Exercise instructions: Reproduce the items from the start through the line containing "y-tick-label: 25% (6, 64, 41, 79)", substituting "bar-switzerland" for "bar-suisse" and leaving everything else unchanged.

Dataset excerpts:
· · · · ·
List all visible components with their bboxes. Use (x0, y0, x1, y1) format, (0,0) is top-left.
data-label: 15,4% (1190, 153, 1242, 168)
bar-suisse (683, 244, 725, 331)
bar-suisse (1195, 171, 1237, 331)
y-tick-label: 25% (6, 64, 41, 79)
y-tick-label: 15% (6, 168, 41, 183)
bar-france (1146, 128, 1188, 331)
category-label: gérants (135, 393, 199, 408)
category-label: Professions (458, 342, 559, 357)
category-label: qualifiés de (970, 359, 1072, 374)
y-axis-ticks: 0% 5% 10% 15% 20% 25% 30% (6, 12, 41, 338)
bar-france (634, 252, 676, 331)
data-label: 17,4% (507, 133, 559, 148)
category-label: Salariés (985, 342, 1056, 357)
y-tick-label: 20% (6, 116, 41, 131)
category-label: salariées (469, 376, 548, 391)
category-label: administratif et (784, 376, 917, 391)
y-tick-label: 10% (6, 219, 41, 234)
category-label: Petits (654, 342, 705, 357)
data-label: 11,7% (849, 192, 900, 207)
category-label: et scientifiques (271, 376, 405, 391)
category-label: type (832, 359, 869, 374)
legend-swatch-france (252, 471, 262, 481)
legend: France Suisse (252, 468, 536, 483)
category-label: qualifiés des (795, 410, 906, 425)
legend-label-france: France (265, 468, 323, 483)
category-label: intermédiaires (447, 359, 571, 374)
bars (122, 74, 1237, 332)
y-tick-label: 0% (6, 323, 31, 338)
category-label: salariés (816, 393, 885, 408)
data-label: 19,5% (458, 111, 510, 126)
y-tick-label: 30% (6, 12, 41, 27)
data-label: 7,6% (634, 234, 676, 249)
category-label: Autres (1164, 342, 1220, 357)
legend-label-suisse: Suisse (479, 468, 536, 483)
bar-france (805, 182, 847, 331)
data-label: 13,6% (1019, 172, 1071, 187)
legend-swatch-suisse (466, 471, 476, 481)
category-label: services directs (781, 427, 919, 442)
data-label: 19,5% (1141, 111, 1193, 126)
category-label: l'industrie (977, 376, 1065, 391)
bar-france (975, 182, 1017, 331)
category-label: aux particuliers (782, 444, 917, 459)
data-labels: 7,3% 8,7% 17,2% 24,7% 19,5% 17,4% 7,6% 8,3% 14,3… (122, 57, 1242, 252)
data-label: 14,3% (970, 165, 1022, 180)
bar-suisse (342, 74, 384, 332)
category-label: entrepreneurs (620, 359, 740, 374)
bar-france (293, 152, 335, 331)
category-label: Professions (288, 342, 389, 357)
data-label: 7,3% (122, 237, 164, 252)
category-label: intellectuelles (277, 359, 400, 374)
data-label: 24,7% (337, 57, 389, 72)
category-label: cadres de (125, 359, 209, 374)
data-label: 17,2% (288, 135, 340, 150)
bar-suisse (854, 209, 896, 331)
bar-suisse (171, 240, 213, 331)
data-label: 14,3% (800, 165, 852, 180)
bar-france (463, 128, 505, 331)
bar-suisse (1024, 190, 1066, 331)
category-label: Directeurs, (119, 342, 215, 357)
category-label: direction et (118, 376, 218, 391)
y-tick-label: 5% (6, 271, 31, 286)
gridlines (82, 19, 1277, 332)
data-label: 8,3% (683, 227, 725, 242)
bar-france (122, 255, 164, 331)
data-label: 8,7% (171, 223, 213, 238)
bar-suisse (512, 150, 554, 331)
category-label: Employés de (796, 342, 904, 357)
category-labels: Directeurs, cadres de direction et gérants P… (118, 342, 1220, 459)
· · · · ·
Result of the task:
List all visible components with their bboxes. Use (x0, y0, x1, y1) format, (0,0) is top-left.
data-label: 15,4% (1190, 153, 1242, 168)
bar-switzerland (683, 244, 725, 331)
bar-switzerland (1195, 171, 1237, 331)
y-tick-label: 25% (6, 64, 41, 79)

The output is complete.